(Rows from a dataset)
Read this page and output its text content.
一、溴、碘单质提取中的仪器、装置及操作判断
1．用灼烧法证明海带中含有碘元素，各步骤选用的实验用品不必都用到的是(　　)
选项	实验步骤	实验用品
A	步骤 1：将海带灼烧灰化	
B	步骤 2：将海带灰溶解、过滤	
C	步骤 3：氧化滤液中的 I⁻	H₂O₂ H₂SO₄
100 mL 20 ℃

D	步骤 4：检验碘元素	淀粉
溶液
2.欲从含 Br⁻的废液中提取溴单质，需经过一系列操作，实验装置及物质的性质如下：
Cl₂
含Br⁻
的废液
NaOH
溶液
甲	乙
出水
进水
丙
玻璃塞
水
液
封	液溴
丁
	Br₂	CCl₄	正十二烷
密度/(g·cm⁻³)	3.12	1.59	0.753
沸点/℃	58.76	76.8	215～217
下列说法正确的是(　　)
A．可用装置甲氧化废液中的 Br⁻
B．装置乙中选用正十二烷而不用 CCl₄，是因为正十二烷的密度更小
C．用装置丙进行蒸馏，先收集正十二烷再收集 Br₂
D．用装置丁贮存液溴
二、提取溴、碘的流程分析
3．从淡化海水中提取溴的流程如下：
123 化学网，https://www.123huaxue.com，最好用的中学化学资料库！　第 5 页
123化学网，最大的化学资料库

Objective ▸ Write the complete data out, exactly as above.

Correct output ▸
Read this page and output its text content.
一、溴、碘单质提取中的仪器、装置及操作判断
1．用灼烧法证明海带中含有碘元素，各步骤选用的实验用品不必都用到的是(　　)
选项	实验步骤	实验用品
A	步骤 1：将海带灼烧灰化	
B	步骤 2：将海带灰溶解、过滤	
C	步骤 3：氧化滤液中的 I⁻	H₂O₂ H₂SO₄
100 mL 20 ℃

D	步骤 4：检验碘元素	淀粉
溶液
2.欲从含 Br⁻的废液中提取溴单质，需经过一系列操作，实验装置及物质的性质如下：
Cl₂
含Br⁻
的废液
NaOH
溶液
甲	乙
出水
进水
丙
玻璃塞
水
液
封	液溴
丁
	Br₂	CCl₄	正十二烷
密度/(g·cm⁻³)	3.12	1.59	0.753
沸点/℃	58.76	76.8	215～217
下列说法正确的是(　　)
A．可用装置甲氧化废液中的 Br⁻
B．装置乙中选用正十二烷而不用 CCl₄，是因为正十二烷的密度更小
C．用装置丙进行蒸馏，先收集正十二烷再收集 Br₂
D．用装置丁贮存液溴
二、提取溴、碘的流程分析
3．从淡化海水中提取溴的流程如下：
123 化学网，https://www.123huaxue.com，最好用的中学化学资料库！　第 5 页
123化学网，最大的化学资料库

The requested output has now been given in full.